PROMPT
Write the records below out in full, character for character, with no pictures.

EXERCISE MATERIALS

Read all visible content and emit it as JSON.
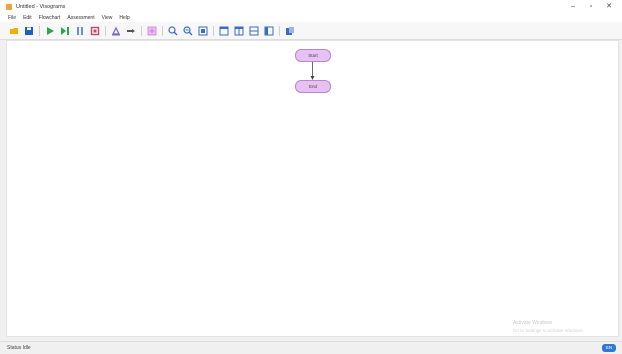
{
  "window": {
    "title": "Untitled - Visograms",
    "controls": {
      "minimize": "–",
      "maximize": "▫",
      "close": "✕"
    }
  },
  "menubar": {
    "items": [
      "File",
      "Edit",
      "Flowchart",
      "Assessment",
      "View",
      "Help"
    ]
  },
  "toolbar": {
    "buttons": [
      {
        "name": "open-icon",
        "color": "#f0b000"
      },
      {
        "name": "save-icon",
        "color": "#1f5fbf"
      },
      {
        "name": "play-icon",
        "color": "#2aa84a"
      },
      {
        "name": "step-icon",
        "color": "#2aa84a"
      },
      {
        "name": "pause-icon",
        "color": "#6a8fcf"
      },
      {
        "name": "stop-icon",
        "color": "#c04a6a"
      },
      {
        "name": "input-icon",
        "color": "#7a5fcf"
      },
      {
        "name": "output-icon",
        "color": "#555555"
      },
      {
        "name": "add-icon",
        "color": "#cf7ad8"
      },
      {
        "name": "zoom-in-icon",
        "color": "#3a6fbf"
      },
      {
        "name": "zoom-out-icon",
        "color": "#3a6fbf"
      },
      {
        "name": "zoom-fit-icon",
        "color": "#3a6fbf"
      },
      {
        "name": "grid-1-icon",
        "color": "#3a6fbf"
      },
      {
        "name": "grid-2-icon",
        "color": "#3a6fbf"
      },
      {
        "name": "grid-3-icon",
        "color": "#3a6fbf"
      },
      {
        "name": "grid-4-icon",
        "color": "#3a6fbf"
      },
      {
        "name": "export-icon",
        "color": "#3a6fbf"
      }
    ]
  },
  "flowchart": {
    "start_label": "Start",
    "end_label": "End"
  },
  "watermark": {
    "line1": "Activate Windows",
    "line2": "Go to Settings to activate Windows."
  },
  "statusbar": {
    "left_text": "Status Idle",
    "badge_text": "EN"
  }
}
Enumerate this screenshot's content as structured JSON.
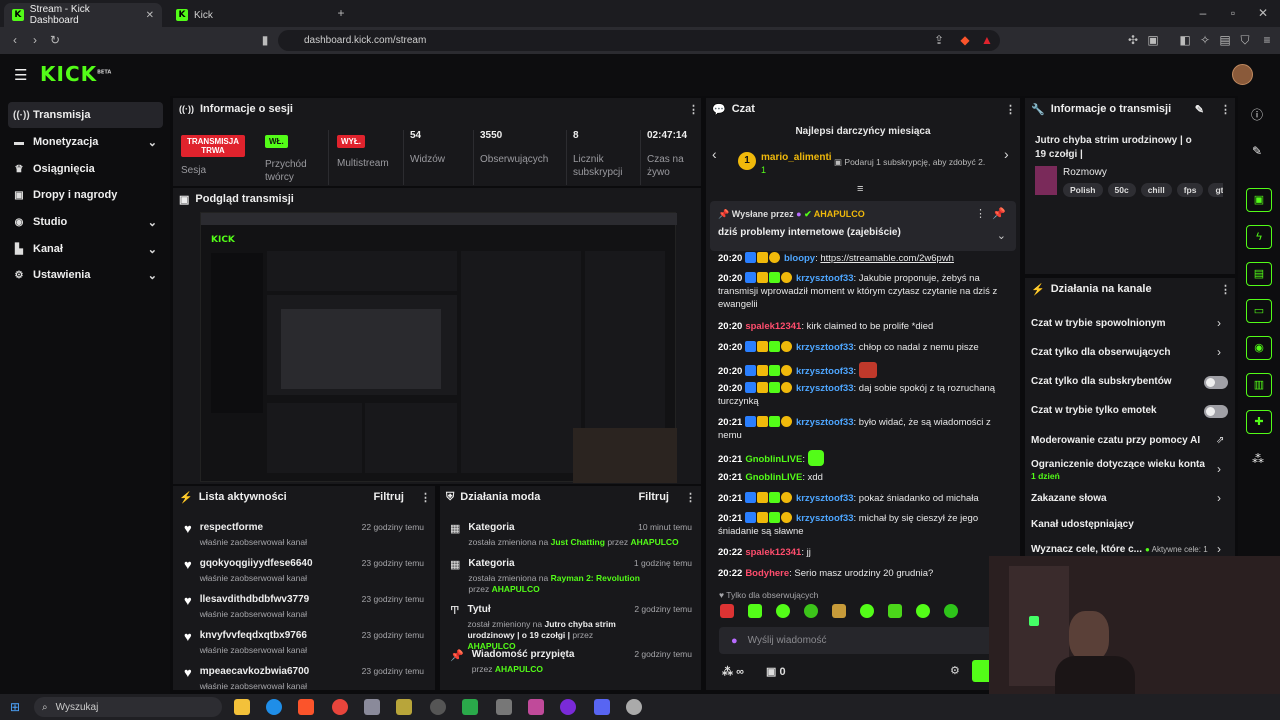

RESPONSE TO THE EXERCISE
Read all visible content and emit it as JSON.
{
  "window": {
    "title": "Untitled - Visograms",
    "controls": {
      "minimize": "–",
      "maximize": "▫",
      "close": "✕"
    }
  },
  "menubar": {
    "items": [
      "File",
      "Edit",
      "Flowchart",
      "Assessment",
      "View",
      "Help"
    ]
  },
  "toolbar": {
    "buttons": [
      {
        "name": "open-icon",
        "color": "#f0b000"
      },
      {
        "name": "save-icon",
        "color": "#1f5fbf"
      },
      {
        "name": "play-icon",
        "color": "#2aa84a"
      },
      {
        "name": "step-icon",
        "color": "#2aa84a"
      },
      {
        "name": "pause-icon",
        "color": "#6a8fcf"
      },
      {
        "name": "stop-icon",
        "color": "#c04a6a"
      },
      {
        "name": "input-icon",
        "color": "#7a5fcf"
      },
      {
        "name": "output-icon",
        "color": "#555555"
      },
      {
        "name": "add-icon",
        "color": "#cf7ad8"
      },
      {
        "name": "zoom-in-icon",
        "color": "#3a6fbf"
      },
      {
        "name": "zoom-out-icon",
        "color": "#3a6fbf"
      },
      {
        "name": "zoom-fit-icon",
        "color": "#3a6fbf"
      },
      {
        "name": "grid-1-icon",
        "color": "#3a6fbf"
      },
      {
        "name": "grid-2-icon",
        "color": "#3a6fbf"
      },
      {
        "name": "grid-3-icon",
        "color": "#3a6fbf"
      },
      {
        "name": "grid-4-icon",
        "color": "#3a6fbf"
      },
      {
        "name": "export-icon",
        "color": "#3a6fbf"
      }
    ]
  },
  "flowchart": {
    "start_label": "Start",
    "end_label": "End"
  },
  "watermark": {
    "line1": "Activate Windows",
    "line2": "Go to Settings to activate Windows."
  },
  "statusbar": {
    "left_text": "Status Idle",
    "badge_text": "EN"
  }
}
Enumerate this screenshot's content as structured JSON.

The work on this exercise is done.